*GIVEN RECORDS*.
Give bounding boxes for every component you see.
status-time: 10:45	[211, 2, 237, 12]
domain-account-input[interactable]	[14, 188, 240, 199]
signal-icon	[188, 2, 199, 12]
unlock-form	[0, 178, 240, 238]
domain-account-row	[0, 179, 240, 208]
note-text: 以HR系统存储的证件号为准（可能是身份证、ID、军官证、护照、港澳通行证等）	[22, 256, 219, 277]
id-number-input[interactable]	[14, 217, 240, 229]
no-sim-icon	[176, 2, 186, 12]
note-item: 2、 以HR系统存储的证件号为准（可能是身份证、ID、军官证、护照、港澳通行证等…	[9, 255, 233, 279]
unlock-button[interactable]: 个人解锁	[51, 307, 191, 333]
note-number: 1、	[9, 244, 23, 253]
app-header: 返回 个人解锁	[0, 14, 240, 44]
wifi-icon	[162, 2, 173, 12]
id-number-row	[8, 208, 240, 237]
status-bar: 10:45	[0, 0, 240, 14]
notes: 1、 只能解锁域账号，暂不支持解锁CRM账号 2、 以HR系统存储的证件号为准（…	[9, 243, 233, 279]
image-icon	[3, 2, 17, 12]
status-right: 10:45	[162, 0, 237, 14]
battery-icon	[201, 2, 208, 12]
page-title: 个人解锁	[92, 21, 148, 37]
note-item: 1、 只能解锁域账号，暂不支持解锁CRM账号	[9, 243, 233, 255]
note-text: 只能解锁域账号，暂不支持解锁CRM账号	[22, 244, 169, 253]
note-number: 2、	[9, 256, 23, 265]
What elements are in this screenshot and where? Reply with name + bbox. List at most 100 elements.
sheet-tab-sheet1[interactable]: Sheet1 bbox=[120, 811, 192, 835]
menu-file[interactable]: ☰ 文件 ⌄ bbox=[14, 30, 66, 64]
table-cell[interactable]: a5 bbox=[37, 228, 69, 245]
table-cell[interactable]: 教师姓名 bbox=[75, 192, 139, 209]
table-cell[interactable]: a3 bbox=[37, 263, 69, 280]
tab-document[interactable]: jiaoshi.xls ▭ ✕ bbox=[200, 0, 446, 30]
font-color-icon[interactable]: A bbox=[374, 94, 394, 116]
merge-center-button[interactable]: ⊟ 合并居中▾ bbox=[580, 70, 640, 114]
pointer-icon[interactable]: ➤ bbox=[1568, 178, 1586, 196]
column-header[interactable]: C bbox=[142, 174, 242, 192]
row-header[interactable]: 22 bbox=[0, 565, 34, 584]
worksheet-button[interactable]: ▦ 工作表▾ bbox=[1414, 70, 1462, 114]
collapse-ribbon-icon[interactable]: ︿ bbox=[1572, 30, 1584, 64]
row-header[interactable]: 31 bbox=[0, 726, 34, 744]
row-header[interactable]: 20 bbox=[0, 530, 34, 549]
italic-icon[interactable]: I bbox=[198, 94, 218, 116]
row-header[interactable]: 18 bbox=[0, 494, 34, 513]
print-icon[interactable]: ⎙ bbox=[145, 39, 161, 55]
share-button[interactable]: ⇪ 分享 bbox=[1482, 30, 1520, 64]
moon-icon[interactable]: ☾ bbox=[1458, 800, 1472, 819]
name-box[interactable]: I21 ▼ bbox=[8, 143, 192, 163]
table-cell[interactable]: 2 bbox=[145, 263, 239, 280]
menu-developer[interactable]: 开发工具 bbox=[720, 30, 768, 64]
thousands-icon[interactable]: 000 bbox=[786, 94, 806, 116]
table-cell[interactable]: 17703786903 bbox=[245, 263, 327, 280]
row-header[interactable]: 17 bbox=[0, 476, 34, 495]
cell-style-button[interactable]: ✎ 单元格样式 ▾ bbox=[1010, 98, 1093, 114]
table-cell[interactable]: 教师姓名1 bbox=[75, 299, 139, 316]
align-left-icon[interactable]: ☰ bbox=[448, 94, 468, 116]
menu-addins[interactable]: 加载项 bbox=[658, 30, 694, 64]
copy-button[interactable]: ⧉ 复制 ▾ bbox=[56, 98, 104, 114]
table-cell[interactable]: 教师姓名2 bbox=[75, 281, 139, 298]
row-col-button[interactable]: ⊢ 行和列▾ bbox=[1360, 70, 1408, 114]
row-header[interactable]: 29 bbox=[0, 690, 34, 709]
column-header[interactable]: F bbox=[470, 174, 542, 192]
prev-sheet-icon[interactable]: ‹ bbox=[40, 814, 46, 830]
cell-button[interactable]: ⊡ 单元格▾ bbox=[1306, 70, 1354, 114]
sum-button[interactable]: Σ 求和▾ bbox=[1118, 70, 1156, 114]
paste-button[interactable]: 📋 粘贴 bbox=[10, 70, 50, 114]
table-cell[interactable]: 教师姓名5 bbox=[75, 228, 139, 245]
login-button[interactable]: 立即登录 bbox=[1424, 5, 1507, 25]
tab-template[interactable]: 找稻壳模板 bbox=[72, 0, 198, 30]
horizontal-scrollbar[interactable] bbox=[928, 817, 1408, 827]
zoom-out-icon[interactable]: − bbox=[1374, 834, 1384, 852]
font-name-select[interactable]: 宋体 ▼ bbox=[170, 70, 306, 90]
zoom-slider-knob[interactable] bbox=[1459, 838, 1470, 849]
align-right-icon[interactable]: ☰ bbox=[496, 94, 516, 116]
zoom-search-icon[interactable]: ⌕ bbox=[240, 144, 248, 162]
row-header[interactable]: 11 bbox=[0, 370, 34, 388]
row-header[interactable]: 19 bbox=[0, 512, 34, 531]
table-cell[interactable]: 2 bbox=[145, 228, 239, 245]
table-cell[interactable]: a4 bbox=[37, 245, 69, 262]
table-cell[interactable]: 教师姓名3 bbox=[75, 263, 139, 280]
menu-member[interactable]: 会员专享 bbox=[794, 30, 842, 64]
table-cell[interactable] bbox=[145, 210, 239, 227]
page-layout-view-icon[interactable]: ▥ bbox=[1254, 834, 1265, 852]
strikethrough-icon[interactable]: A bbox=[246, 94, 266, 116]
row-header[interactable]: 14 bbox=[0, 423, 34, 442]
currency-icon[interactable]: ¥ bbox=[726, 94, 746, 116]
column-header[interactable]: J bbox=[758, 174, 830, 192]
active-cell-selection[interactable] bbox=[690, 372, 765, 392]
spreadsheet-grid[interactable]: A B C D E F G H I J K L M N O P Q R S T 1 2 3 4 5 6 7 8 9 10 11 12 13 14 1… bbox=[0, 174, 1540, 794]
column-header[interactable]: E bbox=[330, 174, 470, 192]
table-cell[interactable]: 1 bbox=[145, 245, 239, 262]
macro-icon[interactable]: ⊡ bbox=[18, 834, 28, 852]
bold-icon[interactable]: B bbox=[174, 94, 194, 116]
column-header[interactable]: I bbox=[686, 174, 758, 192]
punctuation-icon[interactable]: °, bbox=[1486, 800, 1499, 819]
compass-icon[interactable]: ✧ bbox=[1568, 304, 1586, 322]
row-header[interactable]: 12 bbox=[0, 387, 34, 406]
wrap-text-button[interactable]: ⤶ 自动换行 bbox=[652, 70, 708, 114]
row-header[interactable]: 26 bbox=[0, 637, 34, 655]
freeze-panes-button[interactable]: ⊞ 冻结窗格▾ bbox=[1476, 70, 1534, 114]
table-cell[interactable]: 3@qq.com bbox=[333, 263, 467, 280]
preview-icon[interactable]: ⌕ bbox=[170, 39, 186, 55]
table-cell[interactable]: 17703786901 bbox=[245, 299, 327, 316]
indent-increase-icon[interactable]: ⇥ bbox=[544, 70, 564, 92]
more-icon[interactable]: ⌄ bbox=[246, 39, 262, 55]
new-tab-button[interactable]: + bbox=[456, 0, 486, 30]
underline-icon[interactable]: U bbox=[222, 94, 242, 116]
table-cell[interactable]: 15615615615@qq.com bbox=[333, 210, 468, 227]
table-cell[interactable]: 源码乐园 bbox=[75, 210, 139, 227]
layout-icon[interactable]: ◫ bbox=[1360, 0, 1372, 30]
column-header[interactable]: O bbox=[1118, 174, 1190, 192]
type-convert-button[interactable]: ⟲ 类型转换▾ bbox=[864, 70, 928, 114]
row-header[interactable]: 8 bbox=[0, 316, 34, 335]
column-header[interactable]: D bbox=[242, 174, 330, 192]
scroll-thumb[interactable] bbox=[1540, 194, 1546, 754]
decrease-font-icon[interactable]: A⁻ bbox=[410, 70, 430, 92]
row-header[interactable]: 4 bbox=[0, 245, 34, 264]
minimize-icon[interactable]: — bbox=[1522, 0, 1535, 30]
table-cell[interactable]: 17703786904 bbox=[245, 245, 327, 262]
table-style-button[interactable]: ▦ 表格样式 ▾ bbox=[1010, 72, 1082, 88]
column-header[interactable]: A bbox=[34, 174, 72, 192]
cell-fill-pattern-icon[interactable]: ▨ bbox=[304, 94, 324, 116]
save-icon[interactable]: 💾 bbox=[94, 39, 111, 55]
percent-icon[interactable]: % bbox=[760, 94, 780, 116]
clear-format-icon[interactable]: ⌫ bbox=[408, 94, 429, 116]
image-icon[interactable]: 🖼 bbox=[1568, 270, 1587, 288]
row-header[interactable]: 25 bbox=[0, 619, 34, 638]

*YOUR TASK*. Please render the entries from the first line up to and including the line containing "name-box[interactable]: I21 ▼" as a Markdown table with two columns, Number and Line, putting each line's sequence number under Number and its text under Line, and leaving out blank lines.

*WORKED SOLUTION*.
| Number | Line |
|---|---|
| 1 | Give bounding boxes for every component you see. |
| 2 | status-time: 10:45	[211, 2, 237, 12] |
| 3 | domain-account-input[interactable]	[14, 188, 240, 199] |
| 4 | signal-icon	[188, 2, 199, 12] |
| 5 | unlock-form	[0, 178, 240, 238] |
| 6 | domain-account-row	[0, 179, 240, 208] |
| 7 | note-text: 以HR系统存储的证件号为准（可能是身份证、ID、军官证、护照、港澳通行证等）	[22, 256, 219, 277] |
| 8 | id-number-input[interactable]	[14, 217, 240, 229] |
| 9 | no-sim-icon	[176, 2, 186, 12] |
| 10 | note-item: 2、 以HR系统存储的证件号为准（可能是身份证、ID、军官证、护照、港澳通行证等…	[9, 255, 233, 279] |
| 11 | unlock-button[interactable]: 个人解锁	[51, 307, 191, 333] |
| 12 | note-number: 1、	[9, 244, 23, 253] |
| 13 | app-header: 返回 个人解锁	[0, 14, 240, 44] |
| 14 | wifi-icon	[162, 2, 173, 12] |
| 15 | id-number-row	[8, 208, 240, 237] |
| 16 | status-bar: 10:45	[0, 0, 240, 14] |
| 17 | notes: 1、 只能解锁域账号，暂不支持解锁CRM账号 2、 以HR系统存储的证件号为准（…	[9, 243, 233, 279] |
| 18 | image-icon	[3, 2, 17, 12] |
| 19 | status-right: 10:45	[162, 0, 237, 14] |
| 20 | battery-icon	[201, 2, 208, 12] |
| 21 | page-title: 个人解锁	[92, 21, 148, 37] |
| 22 | note-item: 1、 只能解锁域账号，暂不支持解锁CRM账号	[9, 243, 233, 255] |
| 23 | note-text: 只能解锁域账号，暂不支持解锁CRM账号	[22, 244, 169, 253] |
| 24 | note-number: 2、	[9, 256, 23, 265] |
| 25 | What elements are in this screenshot and where? Reply with name + bbox. List at most 100 elements. |
| 26 | sheet-tab-sheet1[interactable]: Sheet1 bbox=[120, 811, 192, 835] |
| 27 | menu-file[interactable]: ☰ 文件 ⌄ bbox=[14, 30, 66, 64] |
| 28 | table-cell[interactable]: a5 bbox=[37, 228, 69, 245] |
| 29 | table-cell[interactable]: 教师姓名 bbox=[75, 192, 139, 209] |
| 30 | table-cell[interactable]: a3 bbox=[37, 263, 69, 280] |
| 31 | tab-document[interactable]: jiaoshi.xls ▭ ✕ bbox=[200, 0, 446, 30] |
| 32 | font-color-icon[interactable]: A bbox=[374, 94, 394, 116] |
| 33 | merge-center-button[interactable]: ⊟ 合并居中▾ bbox=[580, 70, 640, 114] |
| 34 | pointer-icon[interactable]: ➤ bbox=[1568, 178, 1586, 196] |
| 35 | column-header[interactable]: C bbox=[142, 174, 242, 192] |
| 36 | row-header[interactable]: 22 bbox=[0, 565, 34, 584] |
| 37 | worksheet-button[interactable]: ▦ 工作表▾ bbox=[1414, 70, 1462, 114] |
| 38 | collapse-ribbon-icon[interactable]: ︿ bbox=[1572, 30, 1584, 64] |
| 39 | row-header[interactable]: 31 bbox=[0, 726, 34, 744] |
| 40 | row-header[interactable]: 20 bbox=[0, 530, 34, 549] |
| 41 | italic-icon[interactable]: I bbox=[198, 94, 218, 116] |
| 42 | row-header[interactable]: 18 bbox=[0, 494, 34, 513] |
| 43 | print-icon[interactable]: ⎙ bbox=[145, 39, 161, 55] |
| 44 | share-button[interactable]: ⇪ 分享 bbox=[1482, 30, 1520, 64] |
| 45 | moon-icon[interactable]: ☾ bbox=[1458, 800, 1472, 819] |
| 46 | name-box[interactable]: I21 ▼ bbox=[8, 143, 192, 163] |